## start Data extract

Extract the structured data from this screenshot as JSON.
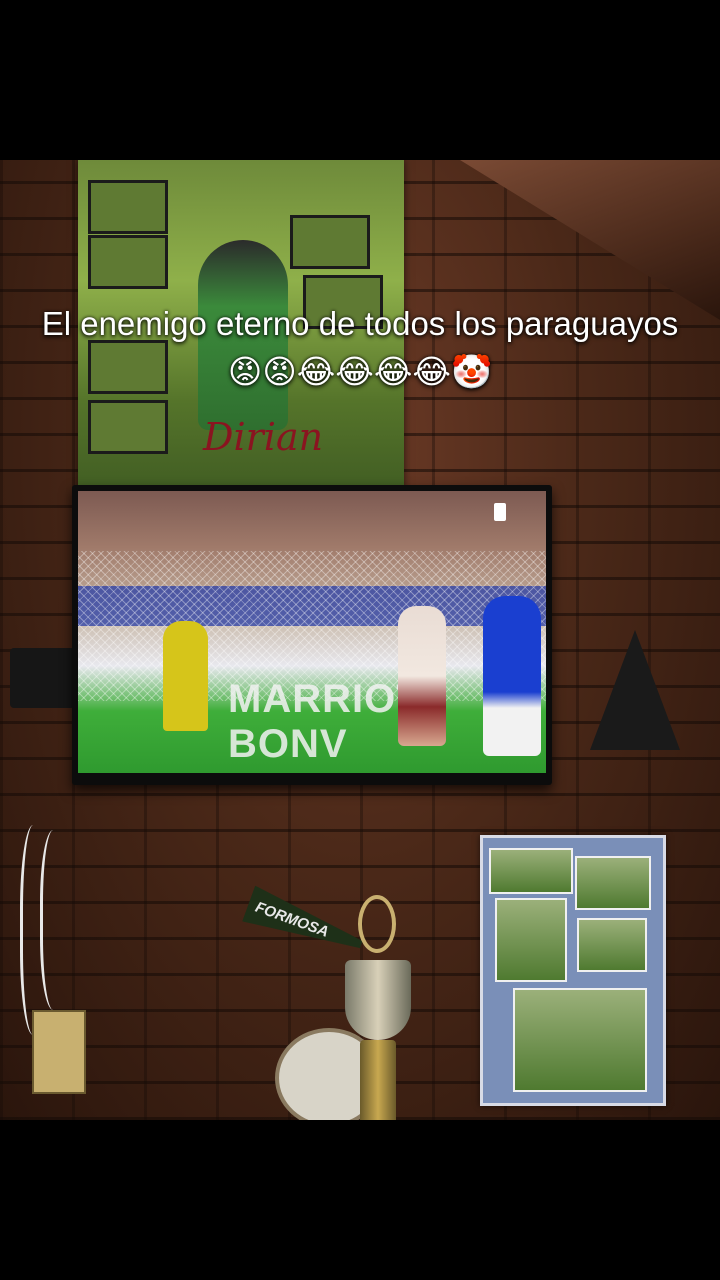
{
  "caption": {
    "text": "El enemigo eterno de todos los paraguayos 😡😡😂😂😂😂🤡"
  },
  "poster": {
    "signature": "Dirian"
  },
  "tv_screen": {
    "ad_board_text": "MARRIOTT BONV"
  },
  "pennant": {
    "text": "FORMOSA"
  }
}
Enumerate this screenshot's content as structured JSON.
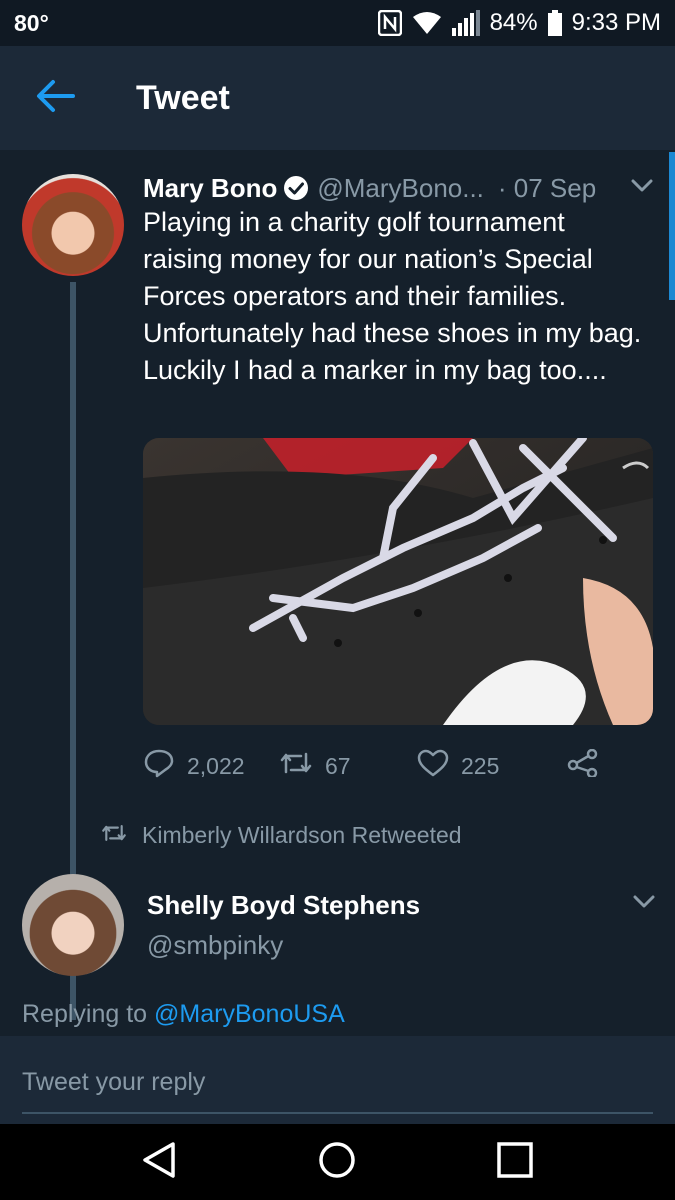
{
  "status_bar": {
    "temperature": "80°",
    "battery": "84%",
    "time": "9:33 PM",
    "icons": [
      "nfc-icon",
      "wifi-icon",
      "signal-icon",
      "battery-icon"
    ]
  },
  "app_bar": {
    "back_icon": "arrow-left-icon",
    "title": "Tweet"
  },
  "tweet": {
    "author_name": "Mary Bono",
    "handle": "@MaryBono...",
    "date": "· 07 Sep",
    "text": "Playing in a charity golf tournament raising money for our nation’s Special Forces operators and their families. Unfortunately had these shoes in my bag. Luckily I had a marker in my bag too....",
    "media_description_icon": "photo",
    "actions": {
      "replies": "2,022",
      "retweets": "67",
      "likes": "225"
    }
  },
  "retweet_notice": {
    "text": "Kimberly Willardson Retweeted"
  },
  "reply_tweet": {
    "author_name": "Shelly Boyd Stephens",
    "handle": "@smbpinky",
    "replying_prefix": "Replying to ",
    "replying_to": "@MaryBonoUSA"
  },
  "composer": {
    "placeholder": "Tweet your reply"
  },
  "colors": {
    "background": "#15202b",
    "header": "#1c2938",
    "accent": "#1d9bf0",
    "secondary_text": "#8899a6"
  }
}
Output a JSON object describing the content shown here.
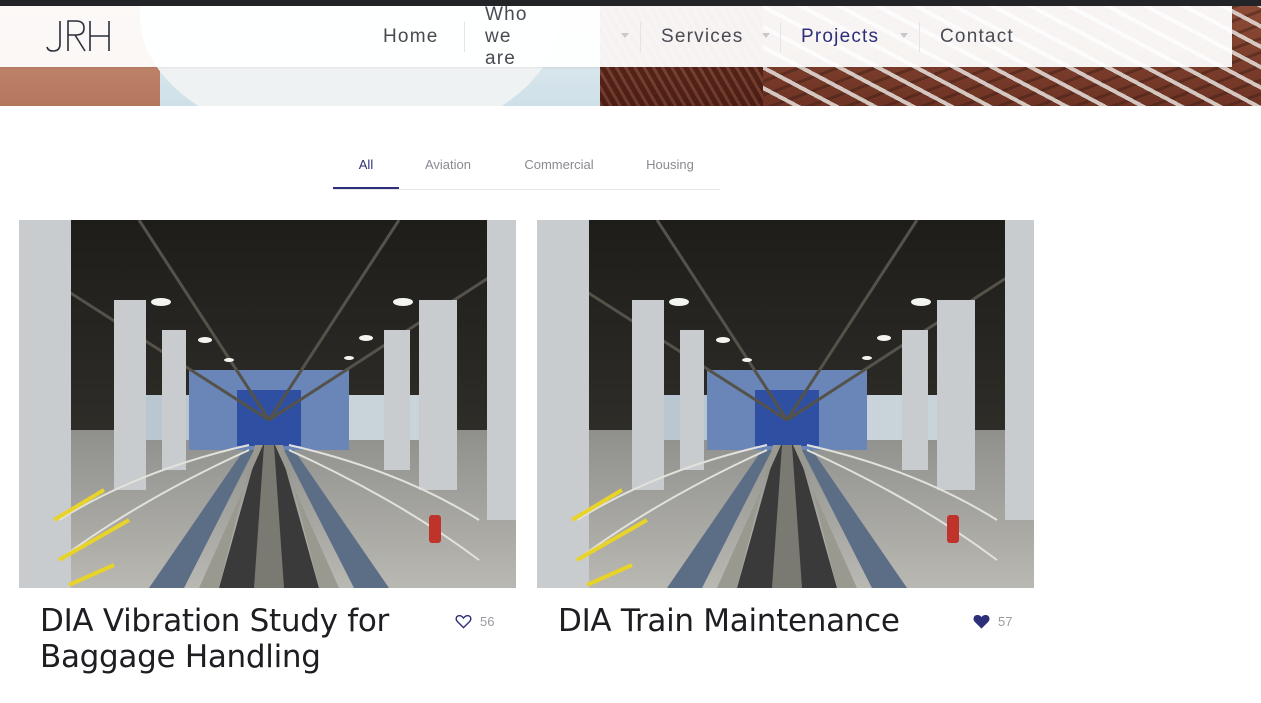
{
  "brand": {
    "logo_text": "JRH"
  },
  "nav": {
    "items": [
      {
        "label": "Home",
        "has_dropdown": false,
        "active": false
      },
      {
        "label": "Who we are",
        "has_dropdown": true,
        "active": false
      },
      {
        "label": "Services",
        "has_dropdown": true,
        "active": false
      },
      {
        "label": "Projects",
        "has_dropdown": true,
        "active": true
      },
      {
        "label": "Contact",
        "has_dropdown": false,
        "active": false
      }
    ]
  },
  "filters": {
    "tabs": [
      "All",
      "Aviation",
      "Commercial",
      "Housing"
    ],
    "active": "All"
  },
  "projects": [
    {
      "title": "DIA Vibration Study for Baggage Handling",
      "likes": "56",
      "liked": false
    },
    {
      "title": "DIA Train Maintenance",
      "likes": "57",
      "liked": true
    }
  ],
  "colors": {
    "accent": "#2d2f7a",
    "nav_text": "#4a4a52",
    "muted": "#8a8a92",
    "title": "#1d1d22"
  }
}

## end Data extract

▶ _Requirements_
Return the whole listing, word for word, and leave out every picture.

▶ _Answer to the exercise_
Extract the structured data from this screenshot as JSON.
{
  "caption": {
    "text": "El enemigo eterno de todos los paraguayos 😡😡😂😂😂😂🤡"
  },
  "poster": {
    "signature": "Dirian"
  },
  "tv_screen": {
    "ad_board_text": "MARRIOTT BONV"
  },
  "pennant": {
    "text": "FORMOSA"
  }
}
Enumerate this screenshot's content as structured JSON.
{
  "status_bar": {
    "temperature": "80°",
    "battery": "84%",
    "time": "9:33 PM",
    "icons": [
      "nfc-icon",
      "wifi-icon",
      "signal-icon",
      "battery-icon"
    ]
  },
  "app_bar": {
    "back_icon": "arrow-left-icon",
    "title": "Tweet"
  },
  "tweet": {
    "author_name": "Mary Bono",
    "handle": "@MaryBono...",
    "date": "· 07 Sep",
    "text": "Playing in a charity golf tournament raising money for our nation’s Special Forces operators and their families. Unfortunately had these shoes in my bag. Luckily I had a marker in my bag too....",
    "media_description_icon": "photo",
    "actions": {
      "replies": "2,022",
      "retweets": "67",
      "likes": "225"
    }
  },
  "retweet_notice": {
    "text": "Kimberly Willardson Retweeted"
  },
  "reply_tweet": {
    "author_name": "Shelly Boyd Stephens",
    "handle": "@smbpinky",
    "replying_prefix": "Replying to ",
    "replying_to": "@MaryBonoUSA"
  },
  "composer": {
    "placeholder": "Tweet your reply"
  },
  "colors": {
    "background": "#15202b",
    "header": "#1c2938",
    "accent": "#1d9bf0",
    "secondary_text": "#8899a6"
  }
}
Output a JSON object describing the content shown here.
{
  "brand": {
    "logo_text": "JRH"
  },
  "nav": {
    "items": [
      {
        "label": "Home",
        "has_dropdown": false,
        "active": false
      },
      {
        "label": "Who we are",
        "has_dropdown": true,
        "active": false
      },
      {
        "label": "Services",
        "has_dropdown": true,
        "active": false
      },
      {
        "label": "Projects",
        "has_dropdown": true,
        "active": true
      },
      {
        "label": "Contact",
        "has_dropdown": false,
        "active": false
      }
    ]
  },
  "filters": {
    "tabs": [
      "All",
      "Aviation",
      "Commercial",
      "Housing"
    ],
    "active": "All"
  },
  "projects": [
    {
      "title": "DIA Vibration Study for Baggage Handling",
      "likes": "56",
      "liked": false
    },
    {
      "title": "DIA Train Maintenance",
      "likes": "57",
      "liked": true
    }
  ],
  "colors": {
    "accent": "#2d2f7a",
    "nav_text": "#4a4a52",
    "muted": "#8a8a92",
    "title": "#1d1d22"
  }
}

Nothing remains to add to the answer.